REQUIREMENTS: Single out the lines of the material that contain "growth" and copy them.

--- BEGIN TASK DATA ---

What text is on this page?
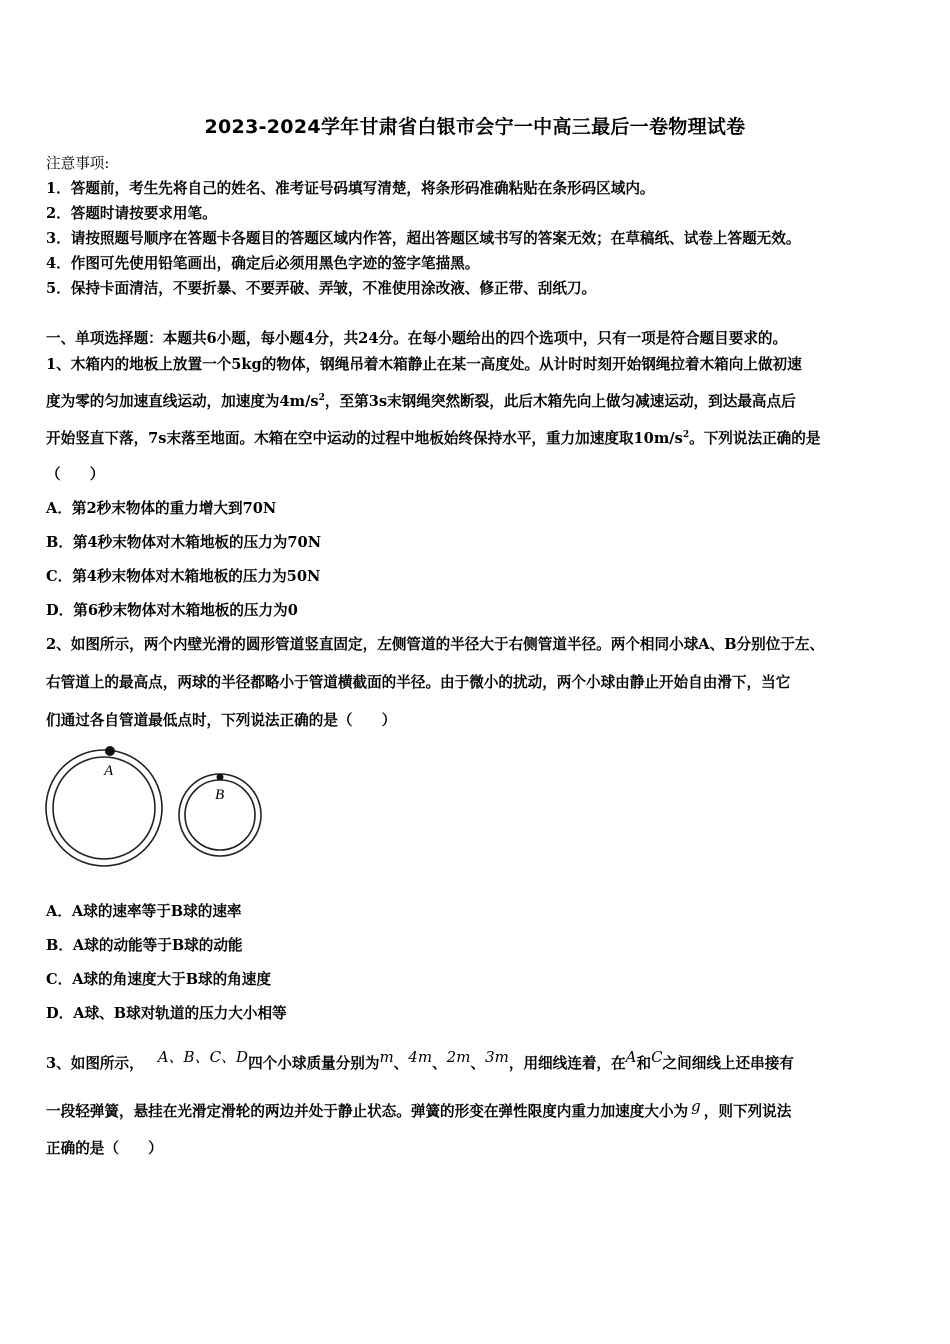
2023-2024学年甘肃省白银市会宁一中高三最后一卷物理试卷
注意事项:
1．答题前，考生先将自己的姓名、准考证号码填写清楚，将条形码准确粘贴在条形码区域内。
2．答题时请按要求用笔。
3．请按照题号顺序在答题卡各题目的答题区域内作答，超出答题区域书写的答案无效；在草稿纸、试卷上答题无效。
4．作图可先使用铅笔画出，确定后必须用黑色字迹的签字笔描黑。
5．保持卡面清洁，不要折暴、不要弄破、弄皱，不准使用涂改液、修正带、刮纸刀。
一、单项选择题：本题共6小题，每小题4分，共24分。在每小题给出的四个选项中，只有一项是符合题目要求的。
1、木箱内的地板上放置一个5kg的物体，钢绳吊着木箱静止在某一高度处。从计时时刻开始钢绳拉着木箱向上做初速
度为零的匀加速直线运动，加速度为$4m/s^2$，至第3s末钢绳突然断裂，此后木箱先向上做匀减速运动，到达最高点后
开始竖直下落，7s末落至地面。木箱在空中运动的过程中地板始终保持水平，重力加速度取$10m/s^2$。下列说法正确的是
（　　）
A．第2秒末物体的重力增大到70N
B．第4秒末物体对木箱地板的压力为70N
C．第4秒末物体对木箱地板的压力为50N
D．第6秒末物体对木箱地板的压力为0
2、如图所示，两个内壁光滑的圆形管道竖直固定，左侧管道的半径大于右侧管道半径。两个相同小球A、B分别位于左、
右管道上的最高点，两球的半径都略小于管道横截面的半径。由于微小的扰动，两个小球由静止开始自由滑下，当它
们通过各自管道最低点时，下列说法正确的是（　　）
A
B
A．A球的速率等于B球的速率
B．A球的动能等于B球的动能
C．A球的角速度大于B球的角速度
D．A球、B球对轨道的压力大小相等
3、如图所示， A、B、C、D四个小球质量分别为m、4m、2m、3m，用细线连着，在A和C之间细线上还串接有
一段轻弹簧，悬挂在光滑定滑轮的两边并处于静止状态。弹簧的形变在弹性限度内重力加速度大小为 g ，则下列说法
正确的是（　　）
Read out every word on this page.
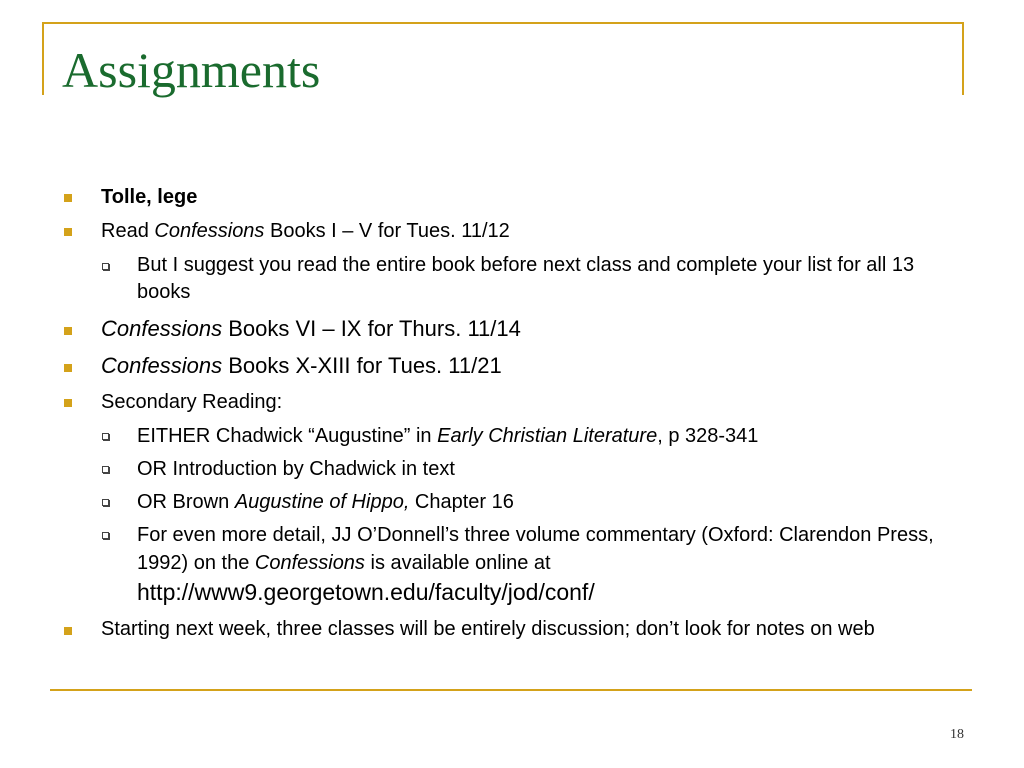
Assignments
Tolle, lege
Read Confessions Books I – V for Tues. 11/12
But I suggest you read the entire book before next class and complete your list for all 13 books
Confessions Books VI – IX for Thurs. 11/14
Confessions Books X-XIII for Tues. 11/21
Secondary Reading:
EITHER Chadwick “Augustine” in Early Christian Literature, p 328-341
OR Introduction by Chadwick in text
OR Brown Augustine of Hippo, Chapter 16
For even more detail, JJ O’Donnell’s three volume commentary (Oxford: Clarendon Press, 1992) on the Confessions is available online at
http://www9.georgetown.edu/faculty/jod/conf/
Starting next week, three classes will be entirely discussion; don’t look for notes on web
18
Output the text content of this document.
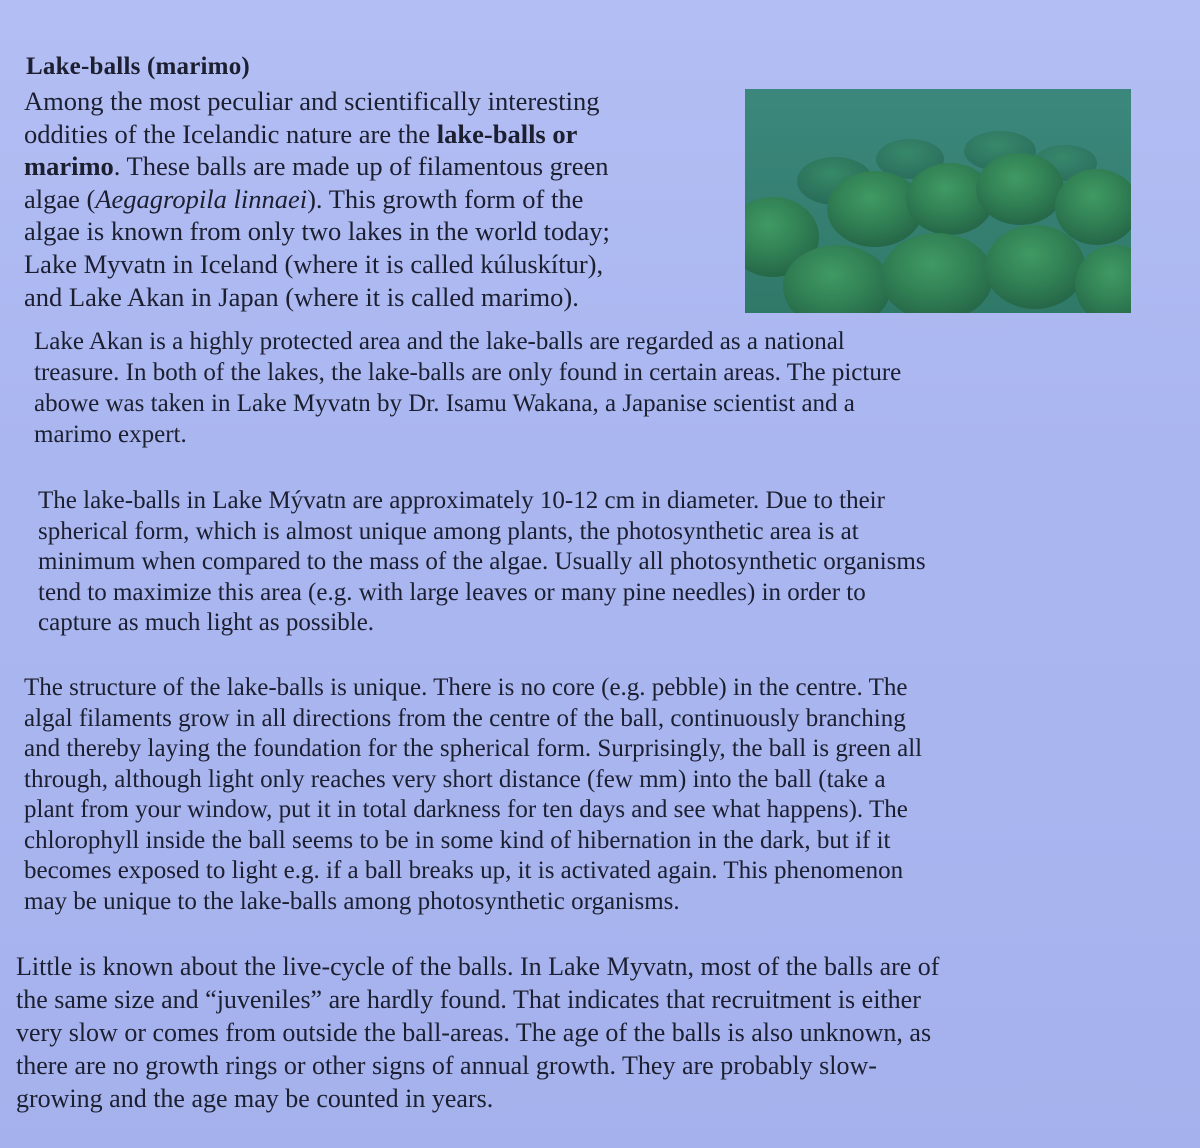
Lake-balls (marimo)
Among the most peculiar and scientifically interesting
oddities of the Icelandic nature are the lake-balls or
marimo. These balls are made up of filamentous green
algae (Aegagropila linnaei). This growth form of the
algae is known from only two lakes in the world today;
Lake Myvatn in Iceland (where it is called kúluskítur),
and Lake Akan in Japan (where it is called marimo).
Lake Akan is a highly protected area and the lake-balls are regarded as a national
treasure. In both of the lakes, the lake-balls are only found in certain areas. The picture
abowe was taken in Lake Myvatn by Dr. Isamu Wakana, a Japanise scientist and a
marimo expert.
The lake-balls in Lake Mývatn are approximately 10-12 cm in diameter. Due to their
spherical form, which is almost unique among plants, the photosynthetic area is at
minimum when compared to the mass of the algae. Usually all photosynthetic organisms
tend to maximize this area (e.g. with large leaves or many pine needles) in order to
capture as much light as possible.
The structure of the lake-balls is unique. There is no core (e.g. pebble) in the centre. The
algal filaments grow in all directions from the centre of the ball, continuously branching
and thereby laying the foundation for the spherical form. Surprisingly, the ball is green all
through, although light only reaches very short distance (few mm) into the ball (take a
plant from your window, put it in total darkness for ten days and see what happens). The
chlorophyll inside the ball seems to be in some kind of hibernation in the dark, but if it
becomes exposed to light e.g. if a ball breaks up, it is activated again. This phenomenon
may be unique to the lake-balls among photosynthetic organisms.
Little is known about the live-cycle of the balls. In Lake Myvatn, most of the balls are of
the same size and “juveniles” are hardly found. That indicates that recruitment is either
very slow or comes from outside the ball-areas. The age of the balls is also unknown, as
there are no growth rings or other signs of annual growth. They are probably slow-
growing and the age may be counted in years.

--- END TASK DATA ---

RESULT OF THE TASK:
algae (Aegagropila linnaei). This growth form of the
there are no growth rings or other signs of annual growth. They are probably slow-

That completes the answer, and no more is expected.